#### Goal of the exercise:
Check each line below for the word "JSON", and copy those that have it.

▼

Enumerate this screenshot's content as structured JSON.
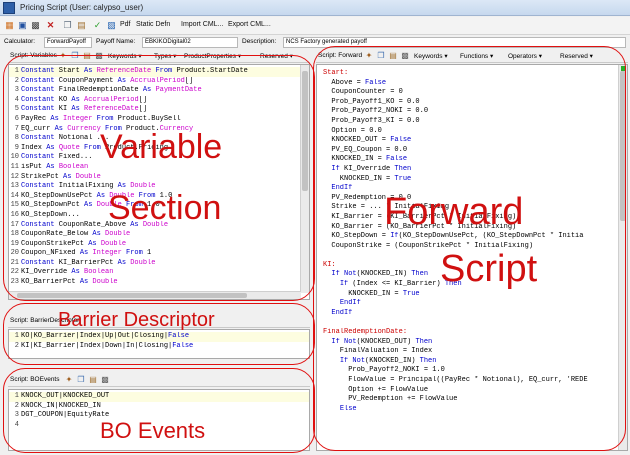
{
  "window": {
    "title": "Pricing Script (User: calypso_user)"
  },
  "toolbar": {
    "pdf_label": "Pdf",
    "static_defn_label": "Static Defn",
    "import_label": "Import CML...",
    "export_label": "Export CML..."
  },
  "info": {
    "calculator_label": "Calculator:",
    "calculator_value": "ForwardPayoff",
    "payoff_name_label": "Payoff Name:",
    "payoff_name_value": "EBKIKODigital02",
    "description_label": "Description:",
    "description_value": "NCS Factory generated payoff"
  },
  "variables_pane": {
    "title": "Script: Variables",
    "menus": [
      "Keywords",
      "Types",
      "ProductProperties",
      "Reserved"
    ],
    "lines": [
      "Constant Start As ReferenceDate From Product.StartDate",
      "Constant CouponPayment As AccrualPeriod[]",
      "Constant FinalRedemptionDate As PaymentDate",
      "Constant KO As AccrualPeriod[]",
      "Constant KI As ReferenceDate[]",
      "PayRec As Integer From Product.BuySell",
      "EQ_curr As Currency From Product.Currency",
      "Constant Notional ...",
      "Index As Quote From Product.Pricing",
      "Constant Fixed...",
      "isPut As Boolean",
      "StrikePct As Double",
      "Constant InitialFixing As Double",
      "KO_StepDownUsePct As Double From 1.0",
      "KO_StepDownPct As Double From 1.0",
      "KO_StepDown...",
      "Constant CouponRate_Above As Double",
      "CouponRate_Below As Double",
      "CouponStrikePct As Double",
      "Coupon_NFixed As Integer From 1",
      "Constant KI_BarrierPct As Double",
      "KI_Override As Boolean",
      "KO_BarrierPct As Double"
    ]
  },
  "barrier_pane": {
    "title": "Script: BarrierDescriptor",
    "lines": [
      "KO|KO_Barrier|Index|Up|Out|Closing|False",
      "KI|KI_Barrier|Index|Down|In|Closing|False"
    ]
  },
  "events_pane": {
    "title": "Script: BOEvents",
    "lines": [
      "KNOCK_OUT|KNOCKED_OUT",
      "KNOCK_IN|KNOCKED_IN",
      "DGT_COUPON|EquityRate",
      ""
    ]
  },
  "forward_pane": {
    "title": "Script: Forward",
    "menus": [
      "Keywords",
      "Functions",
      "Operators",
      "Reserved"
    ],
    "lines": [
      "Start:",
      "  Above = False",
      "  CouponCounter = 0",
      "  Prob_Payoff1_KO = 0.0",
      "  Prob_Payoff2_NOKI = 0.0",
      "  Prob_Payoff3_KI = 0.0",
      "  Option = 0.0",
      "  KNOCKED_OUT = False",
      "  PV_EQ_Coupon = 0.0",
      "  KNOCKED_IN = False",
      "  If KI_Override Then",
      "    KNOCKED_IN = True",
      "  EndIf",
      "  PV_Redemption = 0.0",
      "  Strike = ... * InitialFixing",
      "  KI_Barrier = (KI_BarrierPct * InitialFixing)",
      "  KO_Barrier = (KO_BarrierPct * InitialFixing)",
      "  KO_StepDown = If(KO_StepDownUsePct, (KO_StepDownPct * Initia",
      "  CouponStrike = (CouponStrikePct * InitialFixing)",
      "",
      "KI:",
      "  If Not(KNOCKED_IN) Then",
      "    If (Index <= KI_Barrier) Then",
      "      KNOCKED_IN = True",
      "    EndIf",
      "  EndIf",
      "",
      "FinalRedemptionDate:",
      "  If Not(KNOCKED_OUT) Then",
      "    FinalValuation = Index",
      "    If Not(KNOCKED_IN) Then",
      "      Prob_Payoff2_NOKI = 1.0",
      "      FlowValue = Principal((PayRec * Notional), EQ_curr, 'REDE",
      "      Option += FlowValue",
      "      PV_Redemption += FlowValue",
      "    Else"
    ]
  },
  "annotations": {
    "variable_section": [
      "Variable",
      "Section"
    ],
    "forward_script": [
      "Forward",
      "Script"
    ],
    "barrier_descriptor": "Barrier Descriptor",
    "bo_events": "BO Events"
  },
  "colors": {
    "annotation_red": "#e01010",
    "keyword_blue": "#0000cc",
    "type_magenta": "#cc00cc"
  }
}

▲
▼

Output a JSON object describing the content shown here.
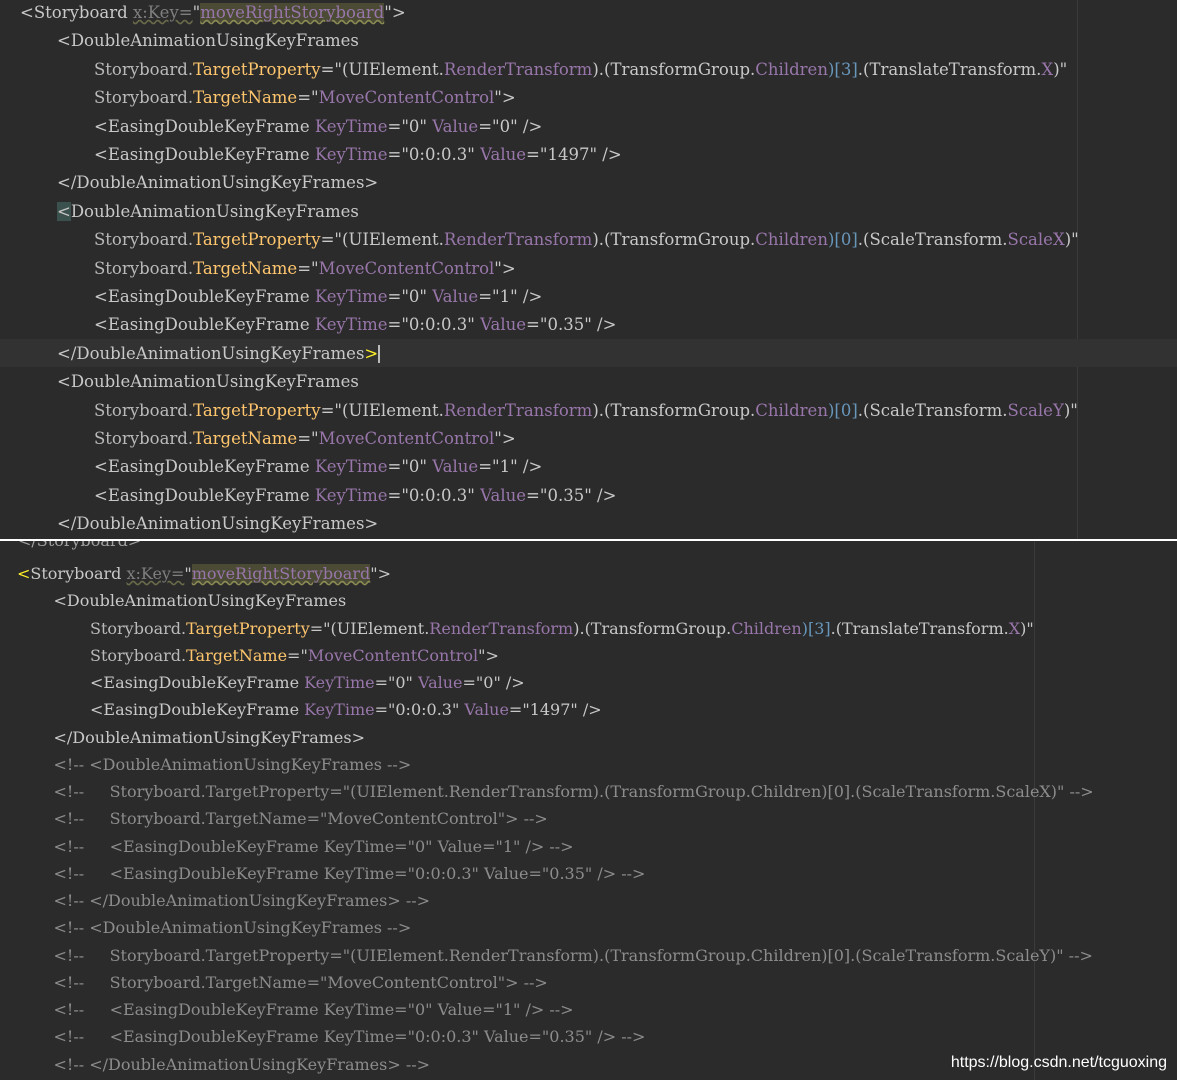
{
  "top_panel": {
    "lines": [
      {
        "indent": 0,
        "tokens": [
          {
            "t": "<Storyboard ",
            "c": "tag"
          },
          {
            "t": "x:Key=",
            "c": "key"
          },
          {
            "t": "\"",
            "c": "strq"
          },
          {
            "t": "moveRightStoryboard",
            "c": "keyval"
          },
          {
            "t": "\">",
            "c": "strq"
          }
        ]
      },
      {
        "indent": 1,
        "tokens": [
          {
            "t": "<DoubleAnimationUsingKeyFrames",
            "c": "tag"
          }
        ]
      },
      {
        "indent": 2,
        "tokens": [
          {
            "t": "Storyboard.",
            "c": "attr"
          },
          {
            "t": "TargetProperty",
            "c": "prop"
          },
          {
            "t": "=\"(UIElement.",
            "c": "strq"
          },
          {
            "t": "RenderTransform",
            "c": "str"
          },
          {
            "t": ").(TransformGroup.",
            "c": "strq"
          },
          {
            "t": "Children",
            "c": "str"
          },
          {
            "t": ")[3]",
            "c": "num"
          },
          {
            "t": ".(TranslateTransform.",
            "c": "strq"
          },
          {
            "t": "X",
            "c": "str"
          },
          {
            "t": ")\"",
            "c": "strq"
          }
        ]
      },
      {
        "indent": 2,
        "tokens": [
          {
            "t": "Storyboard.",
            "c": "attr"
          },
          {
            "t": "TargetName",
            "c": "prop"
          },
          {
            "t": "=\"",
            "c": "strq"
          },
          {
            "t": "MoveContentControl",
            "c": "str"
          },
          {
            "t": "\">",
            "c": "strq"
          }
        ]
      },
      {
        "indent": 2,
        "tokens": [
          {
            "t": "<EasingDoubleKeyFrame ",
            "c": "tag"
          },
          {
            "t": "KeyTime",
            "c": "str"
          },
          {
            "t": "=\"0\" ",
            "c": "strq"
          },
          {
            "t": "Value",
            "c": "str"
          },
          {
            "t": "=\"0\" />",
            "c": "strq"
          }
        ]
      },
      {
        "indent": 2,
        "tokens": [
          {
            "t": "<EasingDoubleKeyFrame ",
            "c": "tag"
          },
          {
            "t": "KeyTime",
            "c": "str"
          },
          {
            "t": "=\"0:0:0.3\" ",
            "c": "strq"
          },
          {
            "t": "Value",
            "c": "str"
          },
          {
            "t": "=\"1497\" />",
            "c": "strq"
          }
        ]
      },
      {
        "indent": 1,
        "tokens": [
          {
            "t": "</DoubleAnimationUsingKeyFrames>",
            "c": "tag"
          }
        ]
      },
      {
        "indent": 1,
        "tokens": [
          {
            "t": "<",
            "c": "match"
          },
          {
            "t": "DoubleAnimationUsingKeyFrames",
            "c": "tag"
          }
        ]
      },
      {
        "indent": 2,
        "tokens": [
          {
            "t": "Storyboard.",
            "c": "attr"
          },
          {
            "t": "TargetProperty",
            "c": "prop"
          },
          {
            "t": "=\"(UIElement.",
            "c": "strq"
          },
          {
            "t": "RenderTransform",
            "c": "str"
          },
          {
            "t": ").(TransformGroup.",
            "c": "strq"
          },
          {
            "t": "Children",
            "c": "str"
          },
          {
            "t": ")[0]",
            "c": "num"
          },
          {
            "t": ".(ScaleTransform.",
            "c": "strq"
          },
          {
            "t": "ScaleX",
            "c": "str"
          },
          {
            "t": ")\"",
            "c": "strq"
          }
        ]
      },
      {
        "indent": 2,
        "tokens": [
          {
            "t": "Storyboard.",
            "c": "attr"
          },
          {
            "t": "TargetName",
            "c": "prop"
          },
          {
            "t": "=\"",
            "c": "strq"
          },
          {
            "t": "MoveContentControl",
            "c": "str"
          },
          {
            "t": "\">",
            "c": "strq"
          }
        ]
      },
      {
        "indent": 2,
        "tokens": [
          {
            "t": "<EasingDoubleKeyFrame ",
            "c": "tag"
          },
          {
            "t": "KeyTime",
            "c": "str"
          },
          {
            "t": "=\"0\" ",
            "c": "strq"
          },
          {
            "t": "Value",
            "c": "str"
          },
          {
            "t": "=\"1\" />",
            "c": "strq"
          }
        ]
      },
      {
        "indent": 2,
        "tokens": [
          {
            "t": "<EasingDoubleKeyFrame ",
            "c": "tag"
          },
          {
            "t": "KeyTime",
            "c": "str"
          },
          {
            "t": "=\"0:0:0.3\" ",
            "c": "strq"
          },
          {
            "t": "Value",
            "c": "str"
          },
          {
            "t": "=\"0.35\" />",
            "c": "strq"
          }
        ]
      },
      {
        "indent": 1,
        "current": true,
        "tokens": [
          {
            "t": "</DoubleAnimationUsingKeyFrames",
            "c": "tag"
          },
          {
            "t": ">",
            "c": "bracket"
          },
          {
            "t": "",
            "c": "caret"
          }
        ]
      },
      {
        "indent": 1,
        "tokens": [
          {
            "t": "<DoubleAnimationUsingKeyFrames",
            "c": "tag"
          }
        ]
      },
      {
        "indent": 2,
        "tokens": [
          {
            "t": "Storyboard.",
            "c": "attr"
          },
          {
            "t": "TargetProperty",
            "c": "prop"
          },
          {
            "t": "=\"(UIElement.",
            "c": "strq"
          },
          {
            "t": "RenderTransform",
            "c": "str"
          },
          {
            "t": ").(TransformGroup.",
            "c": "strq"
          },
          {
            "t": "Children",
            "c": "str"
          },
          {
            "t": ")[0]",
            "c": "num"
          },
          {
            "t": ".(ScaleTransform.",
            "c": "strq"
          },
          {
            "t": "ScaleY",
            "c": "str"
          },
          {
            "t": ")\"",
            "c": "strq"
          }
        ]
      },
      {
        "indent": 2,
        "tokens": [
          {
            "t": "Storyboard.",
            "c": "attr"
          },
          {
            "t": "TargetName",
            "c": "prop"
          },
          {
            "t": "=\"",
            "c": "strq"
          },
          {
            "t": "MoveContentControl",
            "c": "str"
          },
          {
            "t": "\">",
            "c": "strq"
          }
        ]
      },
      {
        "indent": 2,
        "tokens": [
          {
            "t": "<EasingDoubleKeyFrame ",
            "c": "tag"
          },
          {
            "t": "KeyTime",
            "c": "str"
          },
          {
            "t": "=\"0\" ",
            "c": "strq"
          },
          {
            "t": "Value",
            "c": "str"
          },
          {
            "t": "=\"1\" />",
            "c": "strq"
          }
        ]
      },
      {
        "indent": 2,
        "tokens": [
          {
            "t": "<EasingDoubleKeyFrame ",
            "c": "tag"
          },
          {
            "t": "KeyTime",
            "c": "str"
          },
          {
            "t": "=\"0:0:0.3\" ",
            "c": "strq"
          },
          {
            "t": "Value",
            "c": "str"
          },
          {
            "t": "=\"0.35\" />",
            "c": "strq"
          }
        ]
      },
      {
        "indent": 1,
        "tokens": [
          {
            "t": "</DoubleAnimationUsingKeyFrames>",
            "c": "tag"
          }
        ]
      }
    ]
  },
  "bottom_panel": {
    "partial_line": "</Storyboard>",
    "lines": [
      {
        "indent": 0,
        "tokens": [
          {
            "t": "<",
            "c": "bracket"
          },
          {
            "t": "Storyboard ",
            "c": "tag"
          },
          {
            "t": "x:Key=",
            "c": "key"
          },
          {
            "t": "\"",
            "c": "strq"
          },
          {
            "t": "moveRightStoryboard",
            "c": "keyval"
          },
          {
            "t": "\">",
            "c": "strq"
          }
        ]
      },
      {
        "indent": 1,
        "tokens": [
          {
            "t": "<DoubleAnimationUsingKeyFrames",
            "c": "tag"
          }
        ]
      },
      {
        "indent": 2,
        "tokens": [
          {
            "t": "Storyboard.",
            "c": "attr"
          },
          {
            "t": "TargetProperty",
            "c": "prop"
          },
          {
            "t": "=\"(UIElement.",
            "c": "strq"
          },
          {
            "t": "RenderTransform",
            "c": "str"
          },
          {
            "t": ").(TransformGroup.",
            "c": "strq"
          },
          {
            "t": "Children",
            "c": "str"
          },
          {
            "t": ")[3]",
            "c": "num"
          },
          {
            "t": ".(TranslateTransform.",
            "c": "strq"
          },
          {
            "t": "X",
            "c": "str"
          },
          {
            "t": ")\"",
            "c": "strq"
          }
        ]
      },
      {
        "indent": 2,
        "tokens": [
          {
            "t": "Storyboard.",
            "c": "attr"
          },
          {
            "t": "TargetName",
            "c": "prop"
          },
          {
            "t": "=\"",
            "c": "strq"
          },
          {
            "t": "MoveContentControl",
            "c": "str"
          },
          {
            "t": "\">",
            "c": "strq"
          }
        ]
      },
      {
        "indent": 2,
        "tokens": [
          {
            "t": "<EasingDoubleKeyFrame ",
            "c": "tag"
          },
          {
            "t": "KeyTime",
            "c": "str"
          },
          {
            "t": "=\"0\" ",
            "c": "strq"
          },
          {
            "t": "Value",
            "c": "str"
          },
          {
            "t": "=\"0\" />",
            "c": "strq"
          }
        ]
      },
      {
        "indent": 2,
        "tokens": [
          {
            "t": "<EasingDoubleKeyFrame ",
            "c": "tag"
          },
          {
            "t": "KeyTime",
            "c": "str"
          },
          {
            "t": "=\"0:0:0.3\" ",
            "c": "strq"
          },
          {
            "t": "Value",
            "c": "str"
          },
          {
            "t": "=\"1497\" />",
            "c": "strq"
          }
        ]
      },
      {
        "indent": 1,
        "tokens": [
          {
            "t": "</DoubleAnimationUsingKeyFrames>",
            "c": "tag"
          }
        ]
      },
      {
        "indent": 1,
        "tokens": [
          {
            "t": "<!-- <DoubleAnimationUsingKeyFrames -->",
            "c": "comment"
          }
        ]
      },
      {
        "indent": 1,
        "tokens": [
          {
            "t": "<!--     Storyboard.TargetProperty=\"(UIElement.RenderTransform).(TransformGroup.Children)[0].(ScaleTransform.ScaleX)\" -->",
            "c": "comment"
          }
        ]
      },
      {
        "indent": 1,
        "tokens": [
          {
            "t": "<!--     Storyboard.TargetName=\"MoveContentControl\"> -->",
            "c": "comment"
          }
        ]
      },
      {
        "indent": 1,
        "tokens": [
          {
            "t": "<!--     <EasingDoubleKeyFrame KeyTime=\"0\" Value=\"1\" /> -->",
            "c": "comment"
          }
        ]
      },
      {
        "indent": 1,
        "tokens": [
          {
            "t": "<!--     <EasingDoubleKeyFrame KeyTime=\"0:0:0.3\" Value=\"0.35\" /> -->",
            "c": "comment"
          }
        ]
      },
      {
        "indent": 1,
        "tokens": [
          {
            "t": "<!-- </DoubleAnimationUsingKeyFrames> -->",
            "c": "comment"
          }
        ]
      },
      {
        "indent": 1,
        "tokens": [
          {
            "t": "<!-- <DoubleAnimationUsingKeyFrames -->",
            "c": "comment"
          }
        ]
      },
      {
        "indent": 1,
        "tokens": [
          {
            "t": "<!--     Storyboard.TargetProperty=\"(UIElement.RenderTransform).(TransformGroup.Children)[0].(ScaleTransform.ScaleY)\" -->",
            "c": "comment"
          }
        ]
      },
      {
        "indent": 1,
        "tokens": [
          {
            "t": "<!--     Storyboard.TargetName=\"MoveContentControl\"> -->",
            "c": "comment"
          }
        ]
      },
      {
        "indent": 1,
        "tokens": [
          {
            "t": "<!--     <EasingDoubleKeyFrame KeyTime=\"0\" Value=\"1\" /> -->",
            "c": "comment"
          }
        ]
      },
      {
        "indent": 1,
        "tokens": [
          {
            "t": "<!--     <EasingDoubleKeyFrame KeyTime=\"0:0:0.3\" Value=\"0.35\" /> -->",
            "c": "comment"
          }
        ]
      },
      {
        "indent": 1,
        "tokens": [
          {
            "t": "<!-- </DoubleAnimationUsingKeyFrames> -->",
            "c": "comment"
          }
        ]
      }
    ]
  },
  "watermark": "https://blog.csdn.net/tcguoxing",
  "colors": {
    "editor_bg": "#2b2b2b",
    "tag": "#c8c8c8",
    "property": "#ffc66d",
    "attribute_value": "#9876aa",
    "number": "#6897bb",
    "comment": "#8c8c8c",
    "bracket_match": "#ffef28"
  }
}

▲

#### Answer below:
Enumerate this screenshot's content as structured JSON.
Output a JSON object describing the content shown here.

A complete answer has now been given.